- **WRITTEN INSTRUCTION**: Search the listing below for the word "circle" and copy each line that holds it.
________
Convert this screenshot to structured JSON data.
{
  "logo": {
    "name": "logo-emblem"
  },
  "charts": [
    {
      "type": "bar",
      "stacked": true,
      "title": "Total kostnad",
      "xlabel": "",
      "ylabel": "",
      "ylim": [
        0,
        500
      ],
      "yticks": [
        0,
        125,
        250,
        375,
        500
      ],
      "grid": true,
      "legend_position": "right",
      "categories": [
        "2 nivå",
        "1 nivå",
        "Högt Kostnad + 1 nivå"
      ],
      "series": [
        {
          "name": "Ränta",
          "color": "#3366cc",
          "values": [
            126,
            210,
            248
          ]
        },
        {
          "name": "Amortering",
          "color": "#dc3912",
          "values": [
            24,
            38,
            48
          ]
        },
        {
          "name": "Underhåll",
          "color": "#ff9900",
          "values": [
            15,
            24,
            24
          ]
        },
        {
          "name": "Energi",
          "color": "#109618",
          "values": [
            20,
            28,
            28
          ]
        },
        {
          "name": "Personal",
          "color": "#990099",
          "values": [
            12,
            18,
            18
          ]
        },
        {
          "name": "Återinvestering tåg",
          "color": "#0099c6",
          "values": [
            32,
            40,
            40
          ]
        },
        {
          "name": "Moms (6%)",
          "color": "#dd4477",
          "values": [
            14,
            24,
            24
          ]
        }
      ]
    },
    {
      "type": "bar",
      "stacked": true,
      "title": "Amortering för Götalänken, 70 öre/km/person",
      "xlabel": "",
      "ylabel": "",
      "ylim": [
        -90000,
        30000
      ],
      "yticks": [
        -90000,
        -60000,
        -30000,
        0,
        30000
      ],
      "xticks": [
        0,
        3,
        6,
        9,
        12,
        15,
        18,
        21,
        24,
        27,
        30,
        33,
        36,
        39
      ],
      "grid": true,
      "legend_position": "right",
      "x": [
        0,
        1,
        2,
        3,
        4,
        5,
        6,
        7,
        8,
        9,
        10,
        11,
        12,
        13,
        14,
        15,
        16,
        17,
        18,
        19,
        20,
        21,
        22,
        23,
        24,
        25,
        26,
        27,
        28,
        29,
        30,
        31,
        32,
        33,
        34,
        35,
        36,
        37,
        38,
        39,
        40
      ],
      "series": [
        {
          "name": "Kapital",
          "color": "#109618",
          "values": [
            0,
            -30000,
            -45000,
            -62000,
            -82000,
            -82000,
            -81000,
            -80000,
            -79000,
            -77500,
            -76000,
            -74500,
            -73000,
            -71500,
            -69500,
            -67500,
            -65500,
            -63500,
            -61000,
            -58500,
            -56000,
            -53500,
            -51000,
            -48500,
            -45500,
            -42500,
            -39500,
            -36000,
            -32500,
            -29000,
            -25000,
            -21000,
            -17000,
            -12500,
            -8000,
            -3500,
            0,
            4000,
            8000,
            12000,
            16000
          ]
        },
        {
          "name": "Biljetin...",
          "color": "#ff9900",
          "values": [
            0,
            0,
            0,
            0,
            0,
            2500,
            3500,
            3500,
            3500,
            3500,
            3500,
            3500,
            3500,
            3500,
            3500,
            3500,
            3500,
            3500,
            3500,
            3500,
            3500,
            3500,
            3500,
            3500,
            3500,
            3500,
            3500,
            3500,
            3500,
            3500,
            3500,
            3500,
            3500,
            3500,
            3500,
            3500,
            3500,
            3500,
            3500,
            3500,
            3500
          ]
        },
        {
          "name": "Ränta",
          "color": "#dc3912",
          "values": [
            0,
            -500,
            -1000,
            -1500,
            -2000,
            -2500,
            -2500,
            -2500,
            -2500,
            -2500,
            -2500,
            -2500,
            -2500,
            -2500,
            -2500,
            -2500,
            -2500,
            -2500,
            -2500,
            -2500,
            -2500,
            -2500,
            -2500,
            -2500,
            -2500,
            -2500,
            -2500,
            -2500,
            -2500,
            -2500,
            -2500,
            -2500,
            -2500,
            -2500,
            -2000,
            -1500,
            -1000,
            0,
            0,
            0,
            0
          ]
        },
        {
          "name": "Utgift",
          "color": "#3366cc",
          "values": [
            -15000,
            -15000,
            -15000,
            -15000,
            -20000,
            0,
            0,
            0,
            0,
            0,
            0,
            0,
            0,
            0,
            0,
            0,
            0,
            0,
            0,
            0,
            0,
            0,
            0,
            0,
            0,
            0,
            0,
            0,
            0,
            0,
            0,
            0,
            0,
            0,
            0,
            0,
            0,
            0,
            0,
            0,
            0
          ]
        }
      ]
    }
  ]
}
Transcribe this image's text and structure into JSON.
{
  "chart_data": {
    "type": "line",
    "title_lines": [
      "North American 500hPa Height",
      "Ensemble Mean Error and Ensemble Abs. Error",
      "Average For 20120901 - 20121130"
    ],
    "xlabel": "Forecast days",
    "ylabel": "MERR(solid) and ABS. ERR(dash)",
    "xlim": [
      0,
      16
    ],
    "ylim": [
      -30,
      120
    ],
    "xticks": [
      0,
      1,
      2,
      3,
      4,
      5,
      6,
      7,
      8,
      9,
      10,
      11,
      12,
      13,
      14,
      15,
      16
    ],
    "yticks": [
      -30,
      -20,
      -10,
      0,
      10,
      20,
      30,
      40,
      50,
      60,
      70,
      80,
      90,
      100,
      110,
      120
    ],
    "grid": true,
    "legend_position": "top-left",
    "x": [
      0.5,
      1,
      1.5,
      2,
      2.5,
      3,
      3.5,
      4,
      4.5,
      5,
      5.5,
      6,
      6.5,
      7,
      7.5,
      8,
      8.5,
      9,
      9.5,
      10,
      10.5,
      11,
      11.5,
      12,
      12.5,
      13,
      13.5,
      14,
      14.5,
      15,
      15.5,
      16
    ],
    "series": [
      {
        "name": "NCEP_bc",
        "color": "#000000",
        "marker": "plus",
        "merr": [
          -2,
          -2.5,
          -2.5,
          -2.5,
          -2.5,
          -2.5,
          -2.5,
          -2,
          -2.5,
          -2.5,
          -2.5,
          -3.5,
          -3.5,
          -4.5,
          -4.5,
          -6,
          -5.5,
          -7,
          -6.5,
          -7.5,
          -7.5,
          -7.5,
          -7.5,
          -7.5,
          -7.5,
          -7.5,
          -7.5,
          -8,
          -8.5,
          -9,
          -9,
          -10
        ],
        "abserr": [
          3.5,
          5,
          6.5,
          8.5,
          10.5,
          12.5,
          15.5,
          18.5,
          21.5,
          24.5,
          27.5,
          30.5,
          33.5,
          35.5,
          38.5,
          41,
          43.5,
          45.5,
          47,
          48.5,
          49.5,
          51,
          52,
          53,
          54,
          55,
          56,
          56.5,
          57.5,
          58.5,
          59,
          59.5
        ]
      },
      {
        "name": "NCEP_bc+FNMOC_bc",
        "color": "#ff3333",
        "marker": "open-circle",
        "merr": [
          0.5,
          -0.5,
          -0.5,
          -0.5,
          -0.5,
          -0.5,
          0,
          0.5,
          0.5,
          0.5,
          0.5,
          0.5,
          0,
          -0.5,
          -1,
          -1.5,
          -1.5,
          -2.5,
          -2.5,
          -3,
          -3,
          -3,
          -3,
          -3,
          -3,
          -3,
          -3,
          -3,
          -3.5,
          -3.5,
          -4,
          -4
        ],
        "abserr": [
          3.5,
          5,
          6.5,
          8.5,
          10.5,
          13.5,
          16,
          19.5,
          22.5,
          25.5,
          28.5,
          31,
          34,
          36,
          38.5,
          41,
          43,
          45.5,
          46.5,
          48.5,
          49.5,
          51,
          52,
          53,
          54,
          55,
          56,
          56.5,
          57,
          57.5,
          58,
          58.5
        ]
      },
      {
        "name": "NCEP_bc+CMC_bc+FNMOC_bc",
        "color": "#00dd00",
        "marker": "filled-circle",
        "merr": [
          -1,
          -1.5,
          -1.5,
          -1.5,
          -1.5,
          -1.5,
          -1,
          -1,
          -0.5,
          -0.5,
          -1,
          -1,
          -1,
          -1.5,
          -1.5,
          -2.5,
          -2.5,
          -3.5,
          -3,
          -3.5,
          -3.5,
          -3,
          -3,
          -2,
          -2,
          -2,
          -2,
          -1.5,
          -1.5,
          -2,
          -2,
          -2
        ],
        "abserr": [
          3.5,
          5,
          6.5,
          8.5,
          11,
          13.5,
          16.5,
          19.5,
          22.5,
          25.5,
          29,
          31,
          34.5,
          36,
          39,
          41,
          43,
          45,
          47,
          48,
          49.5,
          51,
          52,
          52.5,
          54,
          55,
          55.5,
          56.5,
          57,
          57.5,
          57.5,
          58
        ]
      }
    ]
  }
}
________
- **THE RESPONSE**:
        "marker": "open-circle",
        "marker": "filled-circle",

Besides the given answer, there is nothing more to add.